Identify the lines holding "conversation" and copy them.

— Begin —

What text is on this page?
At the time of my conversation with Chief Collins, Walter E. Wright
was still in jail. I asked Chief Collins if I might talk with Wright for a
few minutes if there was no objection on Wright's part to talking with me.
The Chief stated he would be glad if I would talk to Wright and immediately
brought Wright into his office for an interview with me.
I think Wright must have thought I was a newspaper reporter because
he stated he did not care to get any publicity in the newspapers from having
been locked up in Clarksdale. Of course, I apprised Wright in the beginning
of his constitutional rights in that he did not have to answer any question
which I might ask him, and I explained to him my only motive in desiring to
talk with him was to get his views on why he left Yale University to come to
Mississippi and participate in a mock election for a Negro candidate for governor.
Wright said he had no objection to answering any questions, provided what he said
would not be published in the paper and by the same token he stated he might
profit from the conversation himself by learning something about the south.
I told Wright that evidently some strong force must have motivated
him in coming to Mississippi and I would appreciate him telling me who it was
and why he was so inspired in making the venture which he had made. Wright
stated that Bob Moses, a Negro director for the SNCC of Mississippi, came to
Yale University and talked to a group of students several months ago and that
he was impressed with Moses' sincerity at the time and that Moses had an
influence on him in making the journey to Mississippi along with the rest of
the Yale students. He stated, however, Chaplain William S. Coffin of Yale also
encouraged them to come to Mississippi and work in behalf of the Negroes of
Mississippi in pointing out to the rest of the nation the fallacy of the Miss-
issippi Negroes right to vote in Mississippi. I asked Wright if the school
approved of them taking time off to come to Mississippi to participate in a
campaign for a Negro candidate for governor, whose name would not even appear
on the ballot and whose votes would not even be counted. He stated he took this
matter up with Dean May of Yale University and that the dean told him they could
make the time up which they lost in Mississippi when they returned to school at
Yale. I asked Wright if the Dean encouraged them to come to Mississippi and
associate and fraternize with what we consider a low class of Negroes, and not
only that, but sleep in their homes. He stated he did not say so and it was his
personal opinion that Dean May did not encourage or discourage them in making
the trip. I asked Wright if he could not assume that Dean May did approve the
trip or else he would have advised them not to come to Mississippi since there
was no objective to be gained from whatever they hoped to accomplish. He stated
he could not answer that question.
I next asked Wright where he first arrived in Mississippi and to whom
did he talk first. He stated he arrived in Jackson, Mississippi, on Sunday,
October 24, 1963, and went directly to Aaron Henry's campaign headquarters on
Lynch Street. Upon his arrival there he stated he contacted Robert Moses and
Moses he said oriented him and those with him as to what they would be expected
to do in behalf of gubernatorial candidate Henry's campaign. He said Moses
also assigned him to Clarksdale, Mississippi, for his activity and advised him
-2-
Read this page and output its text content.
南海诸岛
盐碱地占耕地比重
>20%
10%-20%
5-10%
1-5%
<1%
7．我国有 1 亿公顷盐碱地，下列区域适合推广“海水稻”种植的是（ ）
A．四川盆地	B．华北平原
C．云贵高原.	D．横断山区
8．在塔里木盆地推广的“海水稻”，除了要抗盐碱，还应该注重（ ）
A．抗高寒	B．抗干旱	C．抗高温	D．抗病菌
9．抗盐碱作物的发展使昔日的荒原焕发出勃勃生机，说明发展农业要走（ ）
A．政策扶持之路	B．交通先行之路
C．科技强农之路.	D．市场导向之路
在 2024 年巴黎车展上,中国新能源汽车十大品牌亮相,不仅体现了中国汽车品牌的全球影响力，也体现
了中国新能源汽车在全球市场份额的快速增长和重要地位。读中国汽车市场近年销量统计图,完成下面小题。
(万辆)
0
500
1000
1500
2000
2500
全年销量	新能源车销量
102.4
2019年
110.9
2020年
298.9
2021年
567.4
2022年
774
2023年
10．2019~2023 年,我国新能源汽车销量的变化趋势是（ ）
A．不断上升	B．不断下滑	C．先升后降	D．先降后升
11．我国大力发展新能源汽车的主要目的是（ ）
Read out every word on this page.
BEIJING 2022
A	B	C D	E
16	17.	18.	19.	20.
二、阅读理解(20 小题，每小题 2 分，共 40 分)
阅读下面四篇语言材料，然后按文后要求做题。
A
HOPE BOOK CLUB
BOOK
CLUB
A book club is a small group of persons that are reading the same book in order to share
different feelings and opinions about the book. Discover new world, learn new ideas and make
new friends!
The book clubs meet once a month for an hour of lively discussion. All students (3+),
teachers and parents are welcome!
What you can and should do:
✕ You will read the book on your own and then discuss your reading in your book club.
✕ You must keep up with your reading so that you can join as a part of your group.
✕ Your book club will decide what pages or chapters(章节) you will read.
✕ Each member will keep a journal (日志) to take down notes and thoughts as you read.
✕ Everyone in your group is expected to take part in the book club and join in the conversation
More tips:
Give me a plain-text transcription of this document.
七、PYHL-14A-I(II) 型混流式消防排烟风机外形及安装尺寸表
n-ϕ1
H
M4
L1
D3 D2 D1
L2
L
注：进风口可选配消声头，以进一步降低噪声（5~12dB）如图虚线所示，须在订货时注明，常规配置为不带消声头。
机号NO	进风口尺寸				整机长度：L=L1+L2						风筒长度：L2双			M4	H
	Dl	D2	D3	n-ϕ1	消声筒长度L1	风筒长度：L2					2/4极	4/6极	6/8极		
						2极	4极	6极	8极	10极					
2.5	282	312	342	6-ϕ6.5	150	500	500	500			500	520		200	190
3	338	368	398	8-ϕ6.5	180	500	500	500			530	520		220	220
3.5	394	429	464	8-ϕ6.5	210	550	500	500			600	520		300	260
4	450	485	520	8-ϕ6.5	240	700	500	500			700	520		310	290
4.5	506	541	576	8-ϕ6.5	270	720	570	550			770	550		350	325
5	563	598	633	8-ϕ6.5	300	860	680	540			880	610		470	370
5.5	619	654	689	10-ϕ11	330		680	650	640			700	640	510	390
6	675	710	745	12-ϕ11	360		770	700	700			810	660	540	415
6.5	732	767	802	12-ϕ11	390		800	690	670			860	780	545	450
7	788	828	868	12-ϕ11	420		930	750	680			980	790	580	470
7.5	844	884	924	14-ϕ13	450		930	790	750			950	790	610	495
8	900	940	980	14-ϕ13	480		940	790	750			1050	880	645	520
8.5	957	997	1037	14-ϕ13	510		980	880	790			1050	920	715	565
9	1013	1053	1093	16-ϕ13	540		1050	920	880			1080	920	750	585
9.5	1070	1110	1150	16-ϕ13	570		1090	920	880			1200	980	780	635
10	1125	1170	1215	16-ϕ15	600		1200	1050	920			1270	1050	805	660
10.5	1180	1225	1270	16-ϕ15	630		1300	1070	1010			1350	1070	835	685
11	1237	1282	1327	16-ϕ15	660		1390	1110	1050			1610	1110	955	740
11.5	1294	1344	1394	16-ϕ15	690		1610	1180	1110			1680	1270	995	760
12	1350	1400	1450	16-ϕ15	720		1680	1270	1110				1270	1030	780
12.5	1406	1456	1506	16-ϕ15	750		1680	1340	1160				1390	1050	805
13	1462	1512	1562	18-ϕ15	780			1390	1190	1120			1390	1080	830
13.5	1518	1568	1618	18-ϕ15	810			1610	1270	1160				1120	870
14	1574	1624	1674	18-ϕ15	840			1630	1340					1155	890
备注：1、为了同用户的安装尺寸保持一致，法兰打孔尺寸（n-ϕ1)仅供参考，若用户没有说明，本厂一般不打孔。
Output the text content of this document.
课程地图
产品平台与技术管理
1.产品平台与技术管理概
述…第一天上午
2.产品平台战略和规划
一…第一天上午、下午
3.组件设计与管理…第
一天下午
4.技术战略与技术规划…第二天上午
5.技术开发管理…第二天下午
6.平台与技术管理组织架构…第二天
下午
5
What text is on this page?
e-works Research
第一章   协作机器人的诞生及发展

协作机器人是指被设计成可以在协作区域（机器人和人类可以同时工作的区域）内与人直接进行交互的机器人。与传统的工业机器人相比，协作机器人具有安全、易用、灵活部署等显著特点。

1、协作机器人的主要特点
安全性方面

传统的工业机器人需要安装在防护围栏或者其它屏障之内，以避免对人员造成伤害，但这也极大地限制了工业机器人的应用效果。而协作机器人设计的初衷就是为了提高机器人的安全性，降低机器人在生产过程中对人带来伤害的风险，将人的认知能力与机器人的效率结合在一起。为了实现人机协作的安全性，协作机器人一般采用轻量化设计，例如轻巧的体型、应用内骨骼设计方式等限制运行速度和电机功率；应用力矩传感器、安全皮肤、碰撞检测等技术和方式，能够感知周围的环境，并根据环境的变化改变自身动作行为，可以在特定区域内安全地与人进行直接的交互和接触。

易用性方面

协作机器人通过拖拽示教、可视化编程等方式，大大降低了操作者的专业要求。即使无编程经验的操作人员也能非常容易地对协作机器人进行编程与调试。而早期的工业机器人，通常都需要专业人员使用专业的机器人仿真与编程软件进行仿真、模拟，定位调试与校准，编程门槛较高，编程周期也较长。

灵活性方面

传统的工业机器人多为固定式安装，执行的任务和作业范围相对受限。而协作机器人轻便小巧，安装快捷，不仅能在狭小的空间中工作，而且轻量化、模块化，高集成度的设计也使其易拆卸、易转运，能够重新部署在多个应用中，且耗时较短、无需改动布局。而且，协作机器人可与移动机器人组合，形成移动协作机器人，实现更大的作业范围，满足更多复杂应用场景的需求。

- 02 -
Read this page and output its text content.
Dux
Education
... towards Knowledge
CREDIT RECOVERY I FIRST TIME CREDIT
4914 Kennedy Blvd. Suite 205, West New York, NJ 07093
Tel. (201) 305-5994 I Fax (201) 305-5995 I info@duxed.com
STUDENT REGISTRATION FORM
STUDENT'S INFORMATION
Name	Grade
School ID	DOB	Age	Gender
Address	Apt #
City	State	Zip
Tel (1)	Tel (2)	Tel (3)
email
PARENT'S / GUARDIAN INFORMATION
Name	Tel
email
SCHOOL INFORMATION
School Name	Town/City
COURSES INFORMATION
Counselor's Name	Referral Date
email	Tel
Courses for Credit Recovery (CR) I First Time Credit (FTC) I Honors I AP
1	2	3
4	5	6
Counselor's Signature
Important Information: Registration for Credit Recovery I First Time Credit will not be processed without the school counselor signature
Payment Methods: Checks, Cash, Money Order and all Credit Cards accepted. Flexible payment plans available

— End —

> [RESPONSE TO THE EXERCISE]
At the time of my conversation with Chief Collins, Walter E. Wright
profit from the conversation himself by learning something about the south.
✕ Everyone in your group is expected to take part in the book club and join in the conversation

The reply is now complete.